(begin)

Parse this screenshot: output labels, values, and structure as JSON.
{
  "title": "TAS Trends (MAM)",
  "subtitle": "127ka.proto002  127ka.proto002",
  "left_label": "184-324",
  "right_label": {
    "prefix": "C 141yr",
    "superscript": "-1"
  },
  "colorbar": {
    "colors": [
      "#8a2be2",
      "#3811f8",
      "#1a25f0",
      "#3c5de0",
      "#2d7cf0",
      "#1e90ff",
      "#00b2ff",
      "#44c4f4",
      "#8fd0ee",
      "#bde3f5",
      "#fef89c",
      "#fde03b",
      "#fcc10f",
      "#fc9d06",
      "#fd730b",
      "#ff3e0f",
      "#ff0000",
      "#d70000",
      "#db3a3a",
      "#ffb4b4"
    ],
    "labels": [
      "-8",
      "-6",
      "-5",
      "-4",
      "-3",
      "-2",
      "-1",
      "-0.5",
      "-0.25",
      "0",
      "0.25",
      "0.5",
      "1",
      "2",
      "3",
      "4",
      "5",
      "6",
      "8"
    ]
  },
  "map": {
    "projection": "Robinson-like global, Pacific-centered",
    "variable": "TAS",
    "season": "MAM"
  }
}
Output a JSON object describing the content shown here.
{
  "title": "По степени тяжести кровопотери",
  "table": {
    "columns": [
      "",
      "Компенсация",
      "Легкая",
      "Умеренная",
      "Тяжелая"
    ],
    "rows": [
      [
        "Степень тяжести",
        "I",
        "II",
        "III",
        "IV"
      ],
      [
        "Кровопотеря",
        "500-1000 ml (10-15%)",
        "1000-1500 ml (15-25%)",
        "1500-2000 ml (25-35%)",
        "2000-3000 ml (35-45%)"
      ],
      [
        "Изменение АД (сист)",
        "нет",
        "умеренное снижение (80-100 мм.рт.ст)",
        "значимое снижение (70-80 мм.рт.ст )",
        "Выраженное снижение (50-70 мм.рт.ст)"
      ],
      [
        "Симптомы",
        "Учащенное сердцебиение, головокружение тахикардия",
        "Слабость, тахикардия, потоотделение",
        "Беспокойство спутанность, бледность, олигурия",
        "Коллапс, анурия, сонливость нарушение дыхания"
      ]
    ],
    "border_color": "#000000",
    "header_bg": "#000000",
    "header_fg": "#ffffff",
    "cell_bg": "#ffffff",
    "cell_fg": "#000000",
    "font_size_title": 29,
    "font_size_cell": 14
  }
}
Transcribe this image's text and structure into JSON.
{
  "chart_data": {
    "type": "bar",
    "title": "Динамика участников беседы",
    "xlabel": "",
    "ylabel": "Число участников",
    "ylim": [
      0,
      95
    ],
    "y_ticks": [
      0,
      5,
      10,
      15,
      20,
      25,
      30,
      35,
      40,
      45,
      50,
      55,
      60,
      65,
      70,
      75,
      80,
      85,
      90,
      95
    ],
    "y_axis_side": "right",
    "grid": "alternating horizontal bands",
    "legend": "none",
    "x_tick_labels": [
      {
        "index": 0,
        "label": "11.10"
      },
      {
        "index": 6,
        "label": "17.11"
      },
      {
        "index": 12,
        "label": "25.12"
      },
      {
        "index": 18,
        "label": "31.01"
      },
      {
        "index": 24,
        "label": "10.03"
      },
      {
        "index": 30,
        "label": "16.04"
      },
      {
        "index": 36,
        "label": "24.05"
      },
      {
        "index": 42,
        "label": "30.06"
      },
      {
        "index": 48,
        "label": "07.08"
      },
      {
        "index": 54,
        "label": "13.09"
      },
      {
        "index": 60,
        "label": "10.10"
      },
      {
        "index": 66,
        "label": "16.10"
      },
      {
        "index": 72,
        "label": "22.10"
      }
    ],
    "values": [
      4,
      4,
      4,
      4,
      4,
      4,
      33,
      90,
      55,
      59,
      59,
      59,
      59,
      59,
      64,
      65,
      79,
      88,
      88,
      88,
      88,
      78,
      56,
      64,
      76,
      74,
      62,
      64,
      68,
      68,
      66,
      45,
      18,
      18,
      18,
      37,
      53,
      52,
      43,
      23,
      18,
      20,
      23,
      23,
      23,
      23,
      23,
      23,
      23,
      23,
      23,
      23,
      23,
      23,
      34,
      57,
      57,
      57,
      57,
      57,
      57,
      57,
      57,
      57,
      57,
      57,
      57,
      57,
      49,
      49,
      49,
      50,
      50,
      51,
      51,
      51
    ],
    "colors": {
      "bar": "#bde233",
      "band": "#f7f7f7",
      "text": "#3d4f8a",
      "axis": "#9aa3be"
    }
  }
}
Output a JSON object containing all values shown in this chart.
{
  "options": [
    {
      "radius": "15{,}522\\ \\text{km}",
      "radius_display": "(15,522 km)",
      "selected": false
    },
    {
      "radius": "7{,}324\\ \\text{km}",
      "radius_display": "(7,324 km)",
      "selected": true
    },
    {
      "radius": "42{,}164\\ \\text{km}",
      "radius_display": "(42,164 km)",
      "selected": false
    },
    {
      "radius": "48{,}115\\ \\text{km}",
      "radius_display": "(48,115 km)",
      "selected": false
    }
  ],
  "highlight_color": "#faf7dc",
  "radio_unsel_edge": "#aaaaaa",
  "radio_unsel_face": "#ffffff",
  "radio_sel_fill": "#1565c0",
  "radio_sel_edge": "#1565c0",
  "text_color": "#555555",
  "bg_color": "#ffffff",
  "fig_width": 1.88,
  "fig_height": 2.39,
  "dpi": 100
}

(end)

▸ INSTRUCTIONS FOR THE TASK: Give the material above again, word for word.

▸ REPLY:
Parse this screenshot: output labels, values, and structure as JSON.
{
  "title": "TAS Trends (MAM)",
  "subtitle": "127ka.proto002  127ka.proto002",
  "left_label": "184-324",
  "right_label": {
    "prefix": "C 141yr",
    "superscript": "-1"
  },
  "colorbar": {
    "colors": [
      "#8a2be2",
      "#3811f8",
      "#1a25f0",
      "#3c5de0",
      "#2d7cf0",
      "#1e90ff",
      "#00b2ff",
      "#44c4f4",
      "#8fd0ee",
      "#bde3f5",
      "#fef89c",
      "#fde03b",
      "#fcc10f",
      "#fc9d06",
      "#fd730b",
      "#ff3e0f",
      "#ff0000",
      "#d70000",
      "#db3a3a",
      "#ffb4b4"
    ],
    "labels": [
      "-8",
      "-6",
      "-5",
      "-4",
      "-3",
      "-2",
      "-1",
      "-0.5",
      "-0.25",
      "0",
      "0.25",
      "0.5",
      "1",
      "2",
      "3",
      "4",
      "5",
      "6",
      "8"
    ]
  },
  "map": {
    "projection": "Robinson-like global, Pacific-centered",
    "variable": "TAS",
    "season": "MAM"
  }
}
Output a JSON object describing the content shown here.
{
  "title": "По степени тяжести кровопотери",
  "table": {
    "columns": [
      "",
      "Компенсация",
      "Легкая",
      "Умеренная",
      "Тяжелая"
    ],
    "rows": [
      [
        "Степень тяжести",
        "I",
        "II",
        "III",
        "IV"
      ],
      [
        "Кровопотеря",
        "500-1000 ml (10-15%)",
        "1000-1500 ml (15-25%)",
        "1500-2000 ml (25-35%)",
        "2000-3000 ml (35-45%)"
      ],
      [
        "Изменение АД (сист)",
        "нет",
        "умеренное снижение (80-100 мм.рт.ст)",
        "значимое снижение (70-80 мм.рт.ст )",
        "Выраженное снижение (50-70 мм.рт.ст)"
      ],
      [
        "Симптомы",
        "Учащенное сердцебиение, головокружение тахикардия",
        "Слабость, тахикардия, потоотделение",
        "Беспокойство спутанность, бледность, олигурия",
        "Коллапс, анурия, сонливость нарушение дыхания"
      ]
    ],
    "border_color": "#000000",
    "header_bg": "#000000",
    "header_fg": "#ffffff",
    "cell_bg": "#ffffff",
    "cell_fg": "#000000",
    "font_size_title": 29,
    "font_size_cell": 14
  }
}
Transcribe this image's text and structure into JSON.
{
  "chart_data": {
    "type": "bar",
    "title": "Динамика участников беседы",
    "xlabel": "",
    "ylabel": "Число участников",
    "ylim": [
      0,
      95
    ],
    "y_ticks": [
      0,
      5,
      10,
      15,
      20,
      25,
      30,
      35,
      40,
      45,
      50,
      55,
      60,
      65,
      70,
      75,
      80,
      85,
      90,
      95
    ],
    "y_axis_side": "right",
    "grid": "alternating horizontal bands",
    "legend": "none",
    "x_tick_labels": [
      {
        "index": 0,
        "label": "11.10"
      },
      {
        "index": 6,
        "label": "17.11"
      },
      {
        "index": 12,
        "label": "25.12"
      },
      {
        "index": 18,
        "label": "31.01"
      },
      {
        "index": 24,
        "label": "10.03"
      },
      {
        "index": 30,
        "label": "16.04"
      },
      {
        "index": 36,
        "label": "24.05"
      },
      {
        "index": 42,
        "label": "30.06"
      },
      {
        "index": 48,
        "label": "07.08"
      },
      {
        "index": 54,
        "label": "13.09"
      },
      {
        "index": 60,
        "label": "10.10"
      },
      {
        "index": 66,
        "label": "16.10"
      },
      {
        "index": 72,
        "label": "22.10"
      }
    ],
    "values": [
      4,
      4,
      4,
      4,
      4,
      4,
      33,
      90,
      55,
      59,
      59,
      59,
      59,
      59,
      64,
      65,
      79,
      88,
      88,
      88,
      88,
      78,
      56,
      64,
      76,
      74,
      62,
      64,
      68,
      68,
      66,
      45,
      18,
      18,
      18,
      37,
      53,
      52,
      43,
      23,
      18,
      20,
      23,
      23,
      23,
      23,
      23,
      23,
      23,
      23,
      23,
      23,
      23,
      23,
      34,
      57,
      57,
      57,
      57,
      57,
      57,
      57,
      57,
      57,
      57,
      57,
      57,
      57,
      49,
      49,
      49,
      50,
      50,
      51,
      51,
      51
    ],
    "colors": {
      "bar": "#bde233",
      "band": "#f7f7f7",
      "text": "#3d4f8a",
      "axis": "#9aa3be"
    }
  }
}
Output a JSON object containing all values shown in this chart.
{
  "options": [
    {
      "radius": "15{,}522\\ \\text{km}",
      "radius_display": "(15,522 km)",
      "selected": false
    },
    {
      "radius": "7{,}324\\ \\text{km}",
      "radius_display": "(7,324 km)",
      "selected": true
    },
    {
      "radius": "42{,}164\\ \\text{km}",
      "radius_display": "(42,164 km)",
      "selected": false
    },
    {
      "radius": "48{,}115\\ \\text{km}",
      "radius_display": "(48,115 km)",
      "selected": false
    }
  ],
  "highlight_color": "#faf7dc",
  "radio_unsel_edge": "#aaaaaa",
  "radio_unsel_face": "#ffffff",
  "radio_sel_fill": "#1565c0",
  "radio_sel_edge": "#1565c0",
  "text_color": "#555555",
  "bg_color": "#ffffff",
  "fig_width": 1.88,
  "fig_height": 2.39,
  "dpi": 100
}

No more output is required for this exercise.